Problem description: Print the records below word for word, but leave out the pictures.

[Dataset items]
··········
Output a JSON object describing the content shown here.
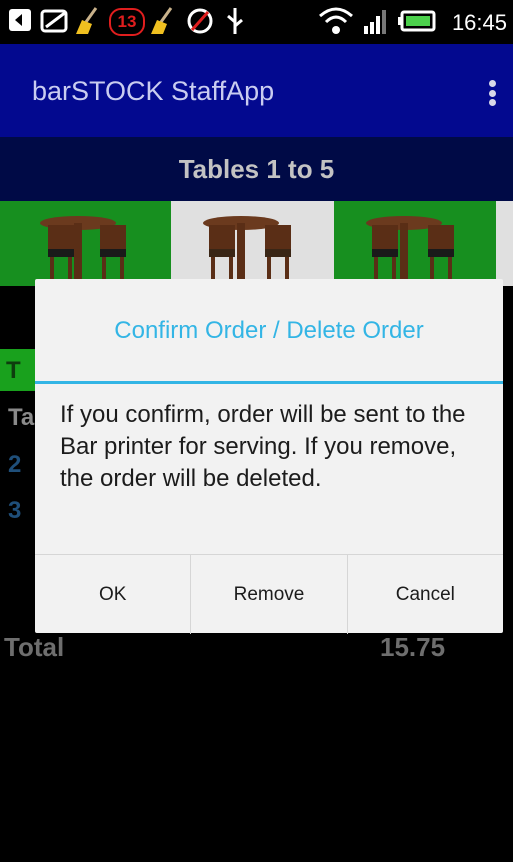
{
  "status_bar": {
    "time": "16:45",
    "notification_count": "13",
    "icons": [
      "back-arrow-icon",
      "image-icon",
      "broom-icon",
      "notification-badge-icon",
      "broom-icon",
      "slash-icon",
      "usb-icon",
      "wifi-icon",
      "signal-icon",
      "battery-icon"
    ]
  },
  "action_bar": {
    "title": "barSTOCK StaffApp",
    "overflow_icon": "overflow-menu-icon"
  },
  "tables": {
    "header": "Tables 1 to 5",
    "colors": {
      "green": "#178f1f",
      "gray": "#e0e0e0"
    }
  },
  "background": {
    "row1_fragment": "T",
    "row2_fragment": "Ta",
    "row3_fragment": "2",
    "row4_fragment": "3",
    "total_label": "Total",
    "total_value": "15.75"
  },
  "dialog": {
    "title": "Confirm Order / Delete Order",
    "message": "If you confirm, order will be sent to the Bar printer for serving. If you remove, the order will be deleted.",
    "buttons": {
      "ok": "OK",
      "remove": "Remove",
      "cancel": "Cancel"
    }
  },
  "colors": {
    "accent": "#33b5e5",
    "action_bar": "#03098f",
    "header": "#000a46"
  }
}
··········
The completed task:
Output a JSON object describing the content shown here.
{
  "status_bar": {
    "time": "16:45",
    "notification_count": "13",
    "icons": [
      "back-arrow-icon",
      "image-icon",
      "broom-icon",
      "notification-badge-icon",
      "broom-icon",
      "slash-icon",
      "usb-icon",
      "wifi-icon",
      "signal-icon",
      "battery-icon"
    ]
  },
  "action_bar": {
    "title": "barSTOCK StaffApp",
    "overflow_icon": "overflow-menu-icon"
  },
  "tables": {
    "header": "Tables 1 to 5",
    "colors": {
      "green": "#178f1f",
      "gray": "#e0e0e0"
    }
  },
  "background": {
    "row1_fragment": "T",
    "row2_fragment": "Ta",
    "row3_fragment": "2",
    "row4_fragment": "3",
    "total_label": "Total",
    "total_value": "15.75"
  },
  "dialog": {
    "title": "Confirm Order / Delete Order",
    "message": "If you confirm, order will be sent to the Bar printer for serving. If you remove, the order will be deleted.",
    "buttons": {
      "ok": "OK",
      "remove": "Remove",
      "cancel": "Cancel"
    }
  },
  "colors": {
    "accent": "#33b5e5",
    "action_bar": "#03098f",
    "header": "#000a46"
  }
}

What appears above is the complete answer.